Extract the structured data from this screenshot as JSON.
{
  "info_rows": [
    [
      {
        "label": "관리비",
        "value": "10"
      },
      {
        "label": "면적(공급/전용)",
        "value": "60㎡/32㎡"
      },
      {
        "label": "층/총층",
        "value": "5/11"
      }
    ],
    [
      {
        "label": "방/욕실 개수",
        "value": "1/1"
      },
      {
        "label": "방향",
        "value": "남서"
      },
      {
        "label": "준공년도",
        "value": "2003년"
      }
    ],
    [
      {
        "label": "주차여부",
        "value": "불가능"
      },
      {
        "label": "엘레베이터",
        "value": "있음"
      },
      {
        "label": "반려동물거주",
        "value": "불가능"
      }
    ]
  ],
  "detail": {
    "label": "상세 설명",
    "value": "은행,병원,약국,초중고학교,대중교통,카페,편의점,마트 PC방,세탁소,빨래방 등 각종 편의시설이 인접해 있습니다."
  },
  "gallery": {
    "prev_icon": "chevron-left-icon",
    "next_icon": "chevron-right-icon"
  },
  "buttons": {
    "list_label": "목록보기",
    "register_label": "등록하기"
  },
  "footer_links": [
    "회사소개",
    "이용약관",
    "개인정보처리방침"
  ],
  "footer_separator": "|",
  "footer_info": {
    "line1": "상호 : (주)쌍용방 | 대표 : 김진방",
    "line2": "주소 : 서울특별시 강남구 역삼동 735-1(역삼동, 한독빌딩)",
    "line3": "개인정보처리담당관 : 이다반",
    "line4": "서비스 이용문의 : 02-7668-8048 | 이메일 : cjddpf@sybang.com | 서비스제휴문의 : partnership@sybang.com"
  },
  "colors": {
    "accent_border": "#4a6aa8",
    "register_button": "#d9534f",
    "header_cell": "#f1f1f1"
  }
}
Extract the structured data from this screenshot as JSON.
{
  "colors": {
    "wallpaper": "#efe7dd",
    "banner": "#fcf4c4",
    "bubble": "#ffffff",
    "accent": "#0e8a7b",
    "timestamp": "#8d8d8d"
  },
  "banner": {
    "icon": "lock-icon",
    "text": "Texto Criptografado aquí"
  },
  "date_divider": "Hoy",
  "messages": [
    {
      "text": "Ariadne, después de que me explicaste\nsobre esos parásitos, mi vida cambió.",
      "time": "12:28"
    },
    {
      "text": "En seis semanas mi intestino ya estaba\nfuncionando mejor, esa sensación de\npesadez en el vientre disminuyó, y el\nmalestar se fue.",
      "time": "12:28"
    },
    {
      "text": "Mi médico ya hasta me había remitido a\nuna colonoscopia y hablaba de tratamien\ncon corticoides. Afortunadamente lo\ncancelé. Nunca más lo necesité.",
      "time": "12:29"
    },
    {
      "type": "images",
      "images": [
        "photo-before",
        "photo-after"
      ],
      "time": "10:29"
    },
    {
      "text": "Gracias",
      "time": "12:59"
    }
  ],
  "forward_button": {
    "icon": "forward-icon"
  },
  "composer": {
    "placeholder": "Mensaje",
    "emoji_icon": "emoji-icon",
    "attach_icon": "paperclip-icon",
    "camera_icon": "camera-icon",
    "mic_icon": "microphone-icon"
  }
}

---+---

__Your task__
Take the records above and return them exactly as written.

__Correct result__
Extract the structured data from this screenshot as JSON.
{
  "info_rows": [
    [
      {
        "label": "관리비",
        "value": "10"
      },
      {
        "label": "면적(공급/전용)",
        "value": "60㎡/32㎡"
      },
      {
        "label": "층/총층",
        "value": "5/11"
      }
    ],
    [
      {
        "label": "방/욕실 개수",
        "value": "1/1"
      },
      {
        "label": "방향",
        "value": "남서"
      },
      {
        "label": "준공년도",
        "value": "2003년"
      }
    ],
    [
      {
        "label": "주차여부",
        "value": "불가능"
      },
      {
        "label": "엘레베이터",
        "value": "있음"
      },
      {
        "label": "반려동물거주",
        "value": "불가능"
      }
    ]
  ],
  "detail": {
    "label": "상세 설명",
    "value": "은행,병원,약국,초중고학교,대중교통,카페,편의점,마트 PC방,세탁소,빨래방 등 각종 편의시설이 인접해 있습니다."
  },
  "gallery": {
    "prev_icon": "chevron-left-icon",
    "next_icon": "chevron-right-icon"
  },
  "buttons": {
    "list_label": "목록보기",
    "register_label": "등록하기"
  },
  "footer_links": [
    "회사소개",
    "이용약관",
    "개인정보처리방침"
  ],
  "footer_separator": "|",
  "footer_info": {
    "line1": "상호 : (주)쌍용방 | 대표 : 김진방",
    "line2": "주소 : 서울특별시 강남구 역삼동 735-1(역삼동, 한독빌딩)",
    "line3": "개인정보처리담당관 : 이다반",
    "line4": "서비스 이용문의 : 02-7668-8048 | 이메일 : cjddpf@sybang.com | 서비스제휴문의 : partnership@sybang.com"
  },
  "colors": {
    "accent_border": "#4a6aa8",
    "register_button": "#d9534f",
    "header_cell": "#f1f1f1"
  }
}
Extract the structured data from this screenshot as JSON.
{
  "colors": {
    "wallpaper": "#efe7dd",
    "banner": "#fcf4c4",
    "bubble": "#ffffff",
    "accent": "#0e8a7b",
    "timestamp": "#8d8d8d"
  },
  "banner": {
    "icon": "lock-icon",
    "text": "Texto Criptografado aquí"
  },
  "date_divider": "Hoy",
  "messages": [
    {
      "text": "Ariadne, después de que me explicaste\nsobre esos parásitos, mi vida cambió.",
      "time": "12:28"
    },
    {
      "text": "En seis semanas mi intestino ya estaba\nfuncionando mejor, esa sensación de\npesadez en el vientre disminuyó, y el\nmalestar se fue.",
      "time": "12:28"
    },
    {
      "text": "Mi médico ya hasta me había remitido a\nuna colonoscopia y hablaba de tratamien\ncon corticoides. Afortunadamente lo\ncancelé. Nunca más lo necesité.",
      "time": "12:29"
    },
    {
      "type": "images",
      "images": [
        "photo-before",
        "photo-after"
      ],
      "time": "10:29"
    },
    {
      "text": "Gracias",
      "time": "12:59"
    }
  ],
  "forward_button": {
    "icon": "forward-icon"
  },
  "composer": {
    "placeholder": "Mensaje",
    "emoji_icon": "emoji-icon",
    "attach_icon": "paperclip-icon",
    "camera_icon": "camera-icon",
    "mic_icon": "microphone-icon"
  }
}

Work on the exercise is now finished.